» **Description of the task**:
Among the lines of this listing, determine how many contain the string "FEBRIS". Answer with the number only.

Stored records

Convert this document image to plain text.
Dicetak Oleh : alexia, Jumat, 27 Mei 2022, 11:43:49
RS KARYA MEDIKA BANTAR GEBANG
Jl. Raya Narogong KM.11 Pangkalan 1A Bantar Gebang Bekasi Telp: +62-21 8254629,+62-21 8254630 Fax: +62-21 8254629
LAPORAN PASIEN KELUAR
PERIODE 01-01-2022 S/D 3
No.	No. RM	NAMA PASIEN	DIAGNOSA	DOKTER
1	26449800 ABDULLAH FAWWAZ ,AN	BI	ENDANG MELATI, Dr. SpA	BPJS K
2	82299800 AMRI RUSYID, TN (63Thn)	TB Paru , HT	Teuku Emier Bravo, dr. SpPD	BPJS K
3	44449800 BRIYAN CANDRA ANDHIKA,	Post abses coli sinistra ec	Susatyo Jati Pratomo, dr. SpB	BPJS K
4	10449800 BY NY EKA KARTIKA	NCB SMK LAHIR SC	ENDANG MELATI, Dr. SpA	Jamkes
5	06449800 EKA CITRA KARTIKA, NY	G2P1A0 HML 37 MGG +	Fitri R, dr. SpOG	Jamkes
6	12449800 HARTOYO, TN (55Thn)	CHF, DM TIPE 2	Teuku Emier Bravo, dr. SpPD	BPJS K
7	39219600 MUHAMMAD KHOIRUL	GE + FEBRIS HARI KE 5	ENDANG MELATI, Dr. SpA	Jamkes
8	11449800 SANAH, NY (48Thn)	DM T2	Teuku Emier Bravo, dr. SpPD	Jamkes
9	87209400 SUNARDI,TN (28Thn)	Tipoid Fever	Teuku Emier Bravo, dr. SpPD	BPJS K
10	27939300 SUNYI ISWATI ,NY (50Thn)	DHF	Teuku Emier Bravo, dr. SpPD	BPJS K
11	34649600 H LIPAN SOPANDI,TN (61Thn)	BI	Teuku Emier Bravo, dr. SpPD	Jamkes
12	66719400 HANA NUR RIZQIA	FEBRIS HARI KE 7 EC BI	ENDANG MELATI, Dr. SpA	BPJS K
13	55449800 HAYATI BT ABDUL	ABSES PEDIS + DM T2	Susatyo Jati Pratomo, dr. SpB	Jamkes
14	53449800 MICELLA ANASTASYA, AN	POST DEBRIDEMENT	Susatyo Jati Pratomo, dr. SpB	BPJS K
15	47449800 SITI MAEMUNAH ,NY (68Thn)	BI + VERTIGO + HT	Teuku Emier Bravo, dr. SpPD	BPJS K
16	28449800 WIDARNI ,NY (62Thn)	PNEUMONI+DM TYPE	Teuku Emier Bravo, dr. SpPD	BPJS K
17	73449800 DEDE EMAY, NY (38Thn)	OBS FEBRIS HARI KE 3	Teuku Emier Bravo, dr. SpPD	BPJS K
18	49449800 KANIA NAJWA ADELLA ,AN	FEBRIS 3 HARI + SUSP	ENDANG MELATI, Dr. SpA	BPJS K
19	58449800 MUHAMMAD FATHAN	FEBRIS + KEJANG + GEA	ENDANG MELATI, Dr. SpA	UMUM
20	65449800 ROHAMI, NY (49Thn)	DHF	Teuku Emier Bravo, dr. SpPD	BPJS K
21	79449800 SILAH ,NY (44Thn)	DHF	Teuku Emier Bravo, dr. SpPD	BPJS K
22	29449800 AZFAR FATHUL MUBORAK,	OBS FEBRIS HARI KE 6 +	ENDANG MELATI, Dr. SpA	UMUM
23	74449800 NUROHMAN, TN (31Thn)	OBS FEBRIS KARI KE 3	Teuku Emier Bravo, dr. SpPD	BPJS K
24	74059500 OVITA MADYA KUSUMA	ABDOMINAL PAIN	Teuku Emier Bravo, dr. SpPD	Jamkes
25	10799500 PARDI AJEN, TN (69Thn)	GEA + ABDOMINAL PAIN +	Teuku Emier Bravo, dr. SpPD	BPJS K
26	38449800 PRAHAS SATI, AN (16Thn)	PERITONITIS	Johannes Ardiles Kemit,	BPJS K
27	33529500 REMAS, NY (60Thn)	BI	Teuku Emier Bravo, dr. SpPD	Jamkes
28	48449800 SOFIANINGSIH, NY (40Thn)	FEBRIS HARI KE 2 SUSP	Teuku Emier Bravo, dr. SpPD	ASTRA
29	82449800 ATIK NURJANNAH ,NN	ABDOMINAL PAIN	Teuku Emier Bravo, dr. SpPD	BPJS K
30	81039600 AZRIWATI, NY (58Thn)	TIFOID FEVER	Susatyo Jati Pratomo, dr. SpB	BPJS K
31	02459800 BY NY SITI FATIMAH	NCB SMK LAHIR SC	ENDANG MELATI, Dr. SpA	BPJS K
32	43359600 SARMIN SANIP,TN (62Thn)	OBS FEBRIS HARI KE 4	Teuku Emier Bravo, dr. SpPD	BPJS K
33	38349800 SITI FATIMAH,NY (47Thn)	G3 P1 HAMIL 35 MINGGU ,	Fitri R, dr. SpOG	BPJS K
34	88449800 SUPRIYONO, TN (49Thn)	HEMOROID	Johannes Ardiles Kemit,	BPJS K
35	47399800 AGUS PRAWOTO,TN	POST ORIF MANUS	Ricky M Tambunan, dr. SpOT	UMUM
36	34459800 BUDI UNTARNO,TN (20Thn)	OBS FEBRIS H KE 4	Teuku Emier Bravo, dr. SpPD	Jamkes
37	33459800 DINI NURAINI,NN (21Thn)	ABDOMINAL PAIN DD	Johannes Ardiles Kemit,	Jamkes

» **Output of the exercise**:
10